PROBLEM DETAILS >> State the number of lines in these records that include the word "screenshot", and add nothing to it.

(Stored items from a collection)
(begin)
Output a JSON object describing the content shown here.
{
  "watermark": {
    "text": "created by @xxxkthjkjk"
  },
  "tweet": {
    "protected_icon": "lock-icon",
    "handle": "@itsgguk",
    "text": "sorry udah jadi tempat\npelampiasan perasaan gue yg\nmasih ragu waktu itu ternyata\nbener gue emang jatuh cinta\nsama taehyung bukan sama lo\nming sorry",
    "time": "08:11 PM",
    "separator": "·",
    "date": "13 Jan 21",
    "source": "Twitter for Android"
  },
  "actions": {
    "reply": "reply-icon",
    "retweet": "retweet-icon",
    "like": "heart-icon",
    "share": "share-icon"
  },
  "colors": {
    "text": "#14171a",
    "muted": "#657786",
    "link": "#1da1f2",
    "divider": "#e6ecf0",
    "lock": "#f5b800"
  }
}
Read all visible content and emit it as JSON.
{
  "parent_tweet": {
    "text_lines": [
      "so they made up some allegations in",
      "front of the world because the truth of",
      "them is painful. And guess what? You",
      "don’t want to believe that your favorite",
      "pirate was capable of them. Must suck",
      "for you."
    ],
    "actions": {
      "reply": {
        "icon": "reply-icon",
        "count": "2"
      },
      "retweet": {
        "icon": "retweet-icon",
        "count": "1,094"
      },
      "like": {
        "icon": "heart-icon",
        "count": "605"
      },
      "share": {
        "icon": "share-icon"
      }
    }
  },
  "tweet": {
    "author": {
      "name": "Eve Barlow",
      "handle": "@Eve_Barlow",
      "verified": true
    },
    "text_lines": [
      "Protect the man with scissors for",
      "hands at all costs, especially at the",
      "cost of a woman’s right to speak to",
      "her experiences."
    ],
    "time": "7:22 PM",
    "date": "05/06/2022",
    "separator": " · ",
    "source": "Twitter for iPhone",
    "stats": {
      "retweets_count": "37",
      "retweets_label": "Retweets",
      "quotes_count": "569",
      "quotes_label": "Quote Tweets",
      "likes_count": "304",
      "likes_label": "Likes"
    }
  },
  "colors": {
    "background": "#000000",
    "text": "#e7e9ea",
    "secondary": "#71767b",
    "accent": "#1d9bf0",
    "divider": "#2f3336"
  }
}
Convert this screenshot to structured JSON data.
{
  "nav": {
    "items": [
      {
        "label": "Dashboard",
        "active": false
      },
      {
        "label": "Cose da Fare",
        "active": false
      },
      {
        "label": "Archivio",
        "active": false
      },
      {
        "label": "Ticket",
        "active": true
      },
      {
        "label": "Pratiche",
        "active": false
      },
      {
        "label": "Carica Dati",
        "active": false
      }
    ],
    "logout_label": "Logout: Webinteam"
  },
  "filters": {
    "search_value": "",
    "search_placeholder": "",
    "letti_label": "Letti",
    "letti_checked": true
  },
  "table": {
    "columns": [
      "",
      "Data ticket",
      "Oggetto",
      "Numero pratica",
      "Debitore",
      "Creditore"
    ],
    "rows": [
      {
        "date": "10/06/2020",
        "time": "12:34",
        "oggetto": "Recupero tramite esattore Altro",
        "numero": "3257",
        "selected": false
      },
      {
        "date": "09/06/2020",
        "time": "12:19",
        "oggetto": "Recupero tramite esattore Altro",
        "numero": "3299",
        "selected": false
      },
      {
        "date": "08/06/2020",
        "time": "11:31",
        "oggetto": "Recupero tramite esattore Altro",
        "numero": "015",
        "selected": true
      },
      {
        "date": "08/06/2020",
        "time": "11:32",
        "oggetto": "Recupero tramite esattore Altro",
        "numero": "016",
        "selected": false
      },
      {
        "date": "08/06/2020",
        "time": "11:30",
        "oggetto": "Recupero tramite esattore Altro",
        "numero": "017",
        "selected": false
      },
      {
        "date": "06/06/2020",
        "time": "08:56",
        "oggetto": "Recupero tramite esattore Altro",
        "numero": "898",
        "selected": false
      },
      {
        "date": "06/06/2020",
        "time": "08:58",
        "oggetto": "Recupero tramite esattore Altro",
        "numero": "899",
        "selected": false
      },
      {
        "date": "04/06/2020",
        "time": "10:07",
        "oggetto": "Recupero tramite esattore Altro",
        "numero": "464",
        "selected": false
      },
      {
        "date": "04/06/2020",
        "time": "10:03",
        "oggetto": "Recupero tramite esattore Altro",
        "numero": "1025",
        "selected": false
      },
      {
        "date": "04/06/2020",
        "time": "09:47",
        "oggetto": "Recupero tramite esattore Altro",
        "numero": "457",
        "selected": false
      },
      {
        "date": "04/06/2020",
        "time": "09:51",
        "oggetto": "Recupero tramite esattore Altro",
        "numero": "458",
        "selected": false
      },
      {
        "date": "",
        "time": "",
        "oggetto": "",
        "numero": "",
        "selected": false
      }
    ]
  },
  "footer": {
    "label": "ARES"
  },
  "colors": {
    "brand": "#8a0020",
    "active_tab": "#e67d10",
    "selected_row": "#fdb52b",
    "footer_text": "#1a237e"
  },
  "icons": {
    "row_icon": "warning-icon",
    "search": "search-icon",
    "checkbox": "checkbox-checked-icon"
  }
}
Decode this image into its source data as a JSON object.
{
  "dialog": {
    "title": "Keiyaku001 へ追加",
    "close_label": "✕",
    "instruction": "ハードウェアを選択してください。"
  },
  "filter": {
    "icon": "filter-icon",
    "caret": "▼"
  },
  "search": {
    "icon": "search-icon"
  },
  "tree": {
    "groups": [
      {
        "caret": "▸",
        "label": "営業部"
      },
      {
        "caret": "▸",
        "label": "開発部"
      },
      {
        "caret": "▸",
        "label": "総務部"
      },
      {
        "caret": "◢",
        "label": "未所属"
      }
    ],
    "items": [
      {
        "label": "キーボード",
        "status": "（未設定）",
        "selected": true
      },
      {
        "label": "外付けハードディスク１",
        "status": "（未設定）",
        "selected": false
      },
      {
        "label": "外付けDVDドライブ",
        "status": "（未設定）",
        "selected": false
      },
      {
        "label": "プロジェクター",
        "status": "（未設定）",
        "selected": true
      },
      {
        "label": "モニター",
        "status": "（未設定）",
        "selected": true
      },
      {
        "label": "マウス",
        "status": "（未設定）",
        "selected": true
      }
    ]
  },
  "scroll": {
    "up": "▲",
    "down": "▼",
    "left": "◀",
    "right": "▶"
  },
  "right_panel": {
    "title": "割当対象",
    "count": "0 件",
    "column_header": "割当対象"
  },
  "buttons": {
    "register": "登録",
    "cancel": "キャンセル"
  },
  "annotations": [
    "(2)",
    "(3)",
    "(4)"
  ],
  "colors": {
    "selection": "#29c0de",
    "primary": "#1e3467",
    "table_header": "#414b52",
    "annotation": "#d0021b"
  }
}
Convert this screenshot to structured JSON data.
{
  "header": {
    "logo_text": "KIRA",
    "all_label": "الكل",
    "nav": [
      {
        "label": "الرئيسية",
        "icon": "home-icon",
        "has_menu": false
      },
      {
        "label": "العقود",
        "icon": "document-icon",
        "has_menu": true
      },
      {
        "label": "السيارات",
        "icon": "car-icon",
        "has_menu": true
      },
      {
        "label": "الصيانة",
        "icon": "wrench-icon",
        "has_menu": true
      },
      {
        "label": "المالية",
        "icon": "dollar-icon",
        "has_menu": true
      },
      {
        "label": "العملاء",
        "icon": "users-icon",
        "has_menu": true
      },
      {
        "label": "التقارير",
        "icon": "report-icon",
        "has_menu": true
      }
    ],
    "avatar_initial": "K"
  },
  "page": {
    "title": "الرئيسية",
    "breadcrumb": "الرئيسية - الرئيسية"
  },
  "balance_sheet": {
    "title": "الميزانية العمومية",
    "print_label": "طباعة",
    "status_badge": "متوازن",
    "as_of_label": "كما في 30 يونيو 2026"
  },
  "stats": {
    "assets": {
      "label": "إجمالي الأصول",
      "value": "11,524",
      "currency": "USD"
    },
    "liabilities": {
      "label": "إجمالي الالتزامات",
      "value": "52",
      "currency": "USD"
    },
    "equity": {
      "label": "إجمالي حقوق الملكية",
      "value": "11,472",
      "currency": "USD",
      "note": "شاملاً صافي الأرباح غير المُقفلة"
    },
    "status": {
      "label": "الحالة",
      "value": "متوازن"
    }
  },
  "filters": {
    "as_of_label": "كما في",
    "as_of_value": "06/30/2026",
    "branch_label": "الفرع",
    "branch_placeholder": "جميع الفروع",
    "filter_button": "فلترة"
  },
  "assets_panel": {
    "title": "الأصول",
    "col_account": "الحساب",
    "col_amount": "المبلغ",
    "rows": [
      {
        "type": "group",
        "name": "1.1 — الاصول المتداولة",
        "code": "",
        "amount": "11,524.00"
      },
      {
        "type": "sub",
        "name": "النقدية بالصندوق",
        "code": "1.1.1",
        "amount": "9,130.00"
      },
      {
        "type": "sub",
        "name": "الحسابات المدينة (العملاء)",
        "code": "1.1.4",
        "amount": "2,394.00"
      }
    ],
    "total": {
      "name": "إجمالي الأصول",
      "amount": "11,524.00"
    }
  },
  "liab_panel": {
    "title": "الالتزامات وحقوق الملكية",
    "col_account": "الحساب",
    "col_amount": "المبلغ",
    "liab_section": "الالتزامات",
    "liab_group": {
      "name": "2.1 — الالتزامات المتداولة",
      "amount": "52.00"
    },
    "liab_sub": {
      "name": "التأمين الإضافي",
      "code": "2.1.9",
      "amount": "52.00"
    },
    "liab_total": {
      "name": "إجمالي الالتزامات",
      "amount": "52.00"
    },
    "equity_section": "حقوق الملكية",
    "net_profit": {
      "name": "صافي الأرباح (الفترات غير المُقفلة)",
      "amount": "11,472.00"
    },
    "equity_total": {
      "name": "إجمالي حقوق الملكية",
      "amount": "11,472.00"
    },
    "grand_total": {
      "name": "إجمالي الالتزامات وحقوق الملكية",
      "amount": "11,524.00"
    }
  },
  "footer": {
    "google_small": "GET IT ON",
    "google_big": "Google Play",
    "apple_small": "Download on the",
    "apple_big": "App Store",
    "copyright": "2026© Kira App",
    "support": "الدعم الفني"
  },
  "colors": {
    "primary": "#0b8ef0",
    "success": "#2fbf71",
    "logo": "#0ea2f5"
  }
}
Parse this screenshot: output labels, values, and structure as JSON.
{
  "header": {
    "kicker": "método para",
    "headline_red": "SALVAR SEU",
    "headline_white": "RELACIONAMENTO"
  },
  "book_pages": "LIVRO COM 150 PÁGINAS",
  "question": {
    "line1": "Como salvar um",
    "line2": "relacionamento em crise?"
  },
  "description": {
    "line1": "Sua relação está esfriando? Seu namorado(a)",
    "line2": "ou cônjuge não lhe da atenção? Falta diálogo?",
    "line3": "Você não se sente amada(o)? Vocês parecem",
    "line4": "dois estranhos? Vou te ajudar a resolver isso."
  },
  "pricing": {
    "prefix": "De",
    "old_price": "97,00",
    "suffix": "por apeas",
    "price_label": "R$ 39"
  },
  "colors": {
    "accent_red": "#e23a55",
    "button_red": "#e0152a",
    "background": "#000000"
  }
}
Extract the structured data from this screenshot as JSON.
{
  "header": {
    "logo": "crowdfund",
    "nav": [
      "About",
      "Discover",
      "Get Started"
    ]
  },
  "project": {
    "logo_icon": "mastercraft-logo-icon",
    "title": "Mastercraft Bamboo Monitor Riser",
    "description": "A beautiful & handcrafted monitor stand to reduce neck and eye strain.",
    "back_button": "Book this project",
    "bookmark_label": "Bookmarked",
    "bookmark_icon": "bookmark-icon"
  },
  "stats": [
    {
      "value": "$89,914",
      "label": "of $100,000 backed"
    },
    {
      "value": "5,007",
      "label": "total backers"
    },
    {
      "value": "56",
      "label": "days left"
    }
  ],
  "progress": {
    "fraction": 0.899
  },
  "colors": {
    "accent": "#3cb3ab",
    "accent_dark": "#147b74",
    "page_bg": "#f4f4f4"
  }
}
(end)
RIGHT ANSWER >> 4